### WHAT TO DO
**a)** According to the vacation blog post, how many days does the yearly family trip to the tropics last?
**b)** Write what comes next in the vacation blog post, starting after its final sentence.

### SOURCE
▬▬▬▬▬▬

Sunday, December 27, 2009
Vlogging
Every year, I tell my family that I'd really prefer not to go on the traditional family vacation down to the Virgin Islands, and every year I manage to somehow get guilted in dragging my sulking self up at 6am the day after Christmas to spend 4-10 days in the tropics. Of course, no one I have ever met actually understands my plight. It's always "Oh, how lucky you are to be going there!" or "Oh that's just wonderful!" and I have to smile and agree with them because if I say anything otherwise I'm clearly a spoiled brat. No, No it's not wonderful. There was a time when it was wonderful, of course, but those days are long gone. Now, family vacations just mean I have to spend several days in solitary confinement with my neurotic relatives in a cell phone deadzone with nothing to do except swim, sleep on the beach, and go out to dinner with them. One day we might go out on a boat or go into town, but honestly that's it- we lie on the beach and do nothing for several days. It is an epic waste. Normally at least one fight occurs, so with no other distractions I'm left brooding about it for at least double the normal time period. While most people would revel in the opportunity to do so many new and exciting things, 20 years of the exact same routine has left me so jaded that I honestly could care less. After two days, I'm already in a horrible mood, counting down the days till departure, and keeping up the mental mantra of "get me the fuck off this island" as if I were actually shipwrecked.

▬▬▬▬▬▬

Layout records
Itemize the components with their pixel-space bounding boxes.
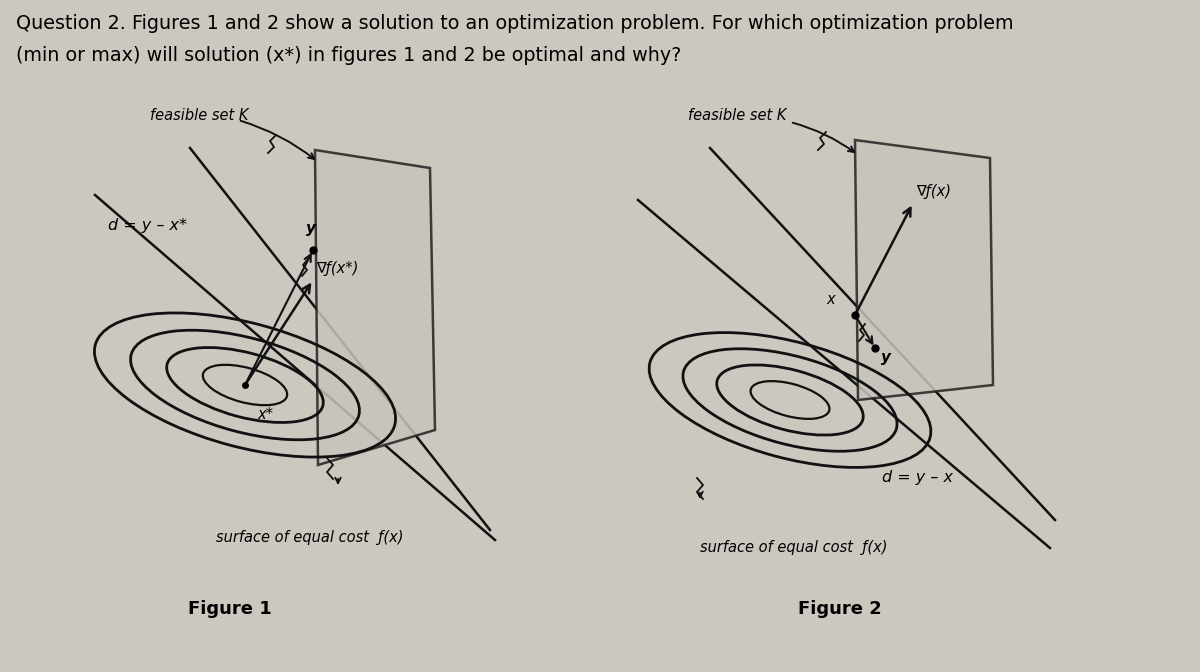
Text: d = y – x*: d = y – x*	[108, 218, 187, 233]
Text: Figure 1: Figure 1	[188, 600, 272, 618]
Text: x: x	[827, 292, 835, 307]
Text: feasible set Κ: feasible set Κ	[150, 108, 248, 123]
Text: surface of equal cost  ƒ(x): surface of equal cost ƒ(x)	[700, 540, 888, 555]
Polygon shape	[314, 150, 436, 465]
Text: feasible set Κ: feasible set Κ	[688, 108, 786, 123]
Text: ∇ƒ(x): ∇ƒ(x)	[916, 184, 952, 199]
Text: y: y	[881, 350, 890, 365]
Text: surface of equal cost  ƒ(x): surface of equal cost ƒ(x)	[216, 530, 403, 545]
Text: ∇ƒ(x*): ∇ƒ(x*)	[316, 261, 359, 276]
Text: d = y – x: d = y – x	[882, 470, 953, 485]
Text: Figure 2: Figure 2	[798, 600, 882, 618]
Text: (min or max) will solution (x*) in figures 1 and 2 be optimal and why?: (min or max) will solution (x*) in figur…	[16, 46, 682, 65]
Text: y: y	[306, 221, 316, 236]
Polygon shape	[854, 140, 994, 400]
Text: Question 2. Figures 1 and 2 show a solution to an optimization problem. For whic: Question 2. Figures 1 and 2 show a solut…	[16, 14, 1014, 33]
Text: x*: x*	[257, 407, 274, 422]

▬▬▬▬▬▬

### PER-TASK ANSWERS
**a)** Between 4 and 10 days.

**b)**
I don't care if I sound spoiled but I have yet to see how nice weather and a first class ticket compensate for this. Luckily I've had no problem drinking here since I was 15, but that's pretty much the only available coping method.
Infact, I've decided I prefer summer in New England to tropical vacations. After winter I feel like I've really earned the heat.
Thursday, December 17, 2009
But...Why Mario!?
So recently a friend of mine decided to time how long it took him to get 120 stars in Super Mario 64. Now my interest in video games has peaked significantly compared to around this time last year, but there is one thing I still don't get: Why Mario!?
I mean, if you're looking for really awesome graphic battle scenes this is obviously not the place to find it. The locations are creative and the stars and characters are cute, but that's pretty much it. And if you're looking for an exciting adventure, well, you're probably just going to end up rescuing Peach for the fiftieth time, or following some other random-ass plot like finding a baby that the stork dropped in the wrong spot, or scrubbing up graffiti. I mean really, who comes up with this stuff? How does it actually sell well? And to teenage boys?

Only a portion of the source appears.